## Records to process
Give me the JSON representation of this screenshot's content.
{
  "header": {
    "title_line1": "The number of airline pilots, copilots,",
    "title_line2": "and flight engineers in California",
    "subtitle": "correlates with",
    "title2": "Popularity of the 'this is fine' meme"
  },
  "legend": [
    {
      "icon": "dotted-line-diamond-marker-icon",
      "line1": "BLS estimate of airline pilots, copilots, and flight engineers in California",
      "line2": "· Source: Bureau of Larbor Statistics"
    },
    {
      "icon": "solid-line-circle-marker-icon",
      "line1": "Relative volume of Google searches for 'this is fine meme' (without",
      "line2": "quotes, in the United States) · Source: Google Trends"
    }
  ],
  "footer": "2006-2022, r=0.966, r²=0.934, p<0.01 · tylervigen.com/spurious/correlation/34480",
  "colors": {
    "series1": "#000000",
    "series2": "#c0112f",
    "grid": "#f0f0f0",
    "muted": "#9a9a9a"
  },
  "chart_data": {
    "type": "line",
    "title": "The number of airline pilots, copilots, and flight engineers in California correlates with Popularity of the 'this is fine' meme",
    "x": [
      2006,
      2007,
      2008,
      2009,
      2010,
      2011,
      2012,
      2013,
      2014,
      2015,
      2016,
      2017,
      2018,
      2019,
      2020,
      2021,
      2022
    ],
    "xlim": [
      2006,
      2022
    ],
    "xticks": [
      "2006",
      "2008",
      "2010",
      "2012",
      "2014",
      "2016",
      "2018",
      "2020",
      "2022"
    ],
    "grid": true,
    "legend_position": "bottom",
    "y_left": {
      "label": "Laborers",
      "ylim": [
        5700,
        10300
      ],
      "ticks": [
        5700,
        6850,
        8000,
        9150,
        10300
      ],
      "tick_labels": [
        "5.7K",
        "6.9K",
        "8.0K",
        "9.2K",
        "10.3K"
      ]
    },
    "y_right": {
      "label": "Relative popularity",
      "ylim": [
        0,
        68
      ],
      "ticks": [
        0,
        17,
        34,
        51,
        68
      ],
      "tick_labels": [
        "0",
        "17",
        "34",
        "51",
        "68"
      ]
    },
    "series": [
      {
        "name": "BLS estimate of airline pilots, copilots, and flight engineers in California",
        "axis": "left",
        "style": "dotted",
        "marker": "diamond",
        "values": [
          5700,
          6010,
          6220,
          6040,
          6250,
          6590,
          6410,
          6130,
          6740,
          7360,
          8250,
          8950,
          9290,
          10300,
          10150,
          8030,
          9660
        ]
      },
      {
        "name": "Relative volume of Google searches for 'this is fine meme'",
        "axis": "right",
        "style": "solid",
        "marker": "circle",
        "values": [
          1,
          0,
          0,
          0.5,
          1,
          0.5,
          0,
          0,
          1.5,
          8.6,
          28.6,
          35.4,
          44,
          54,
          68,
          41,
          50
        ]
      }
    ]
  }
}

## Given instruction
Only the count is needed: the number of lines in the data that include the word "searches".

## Exercise output
2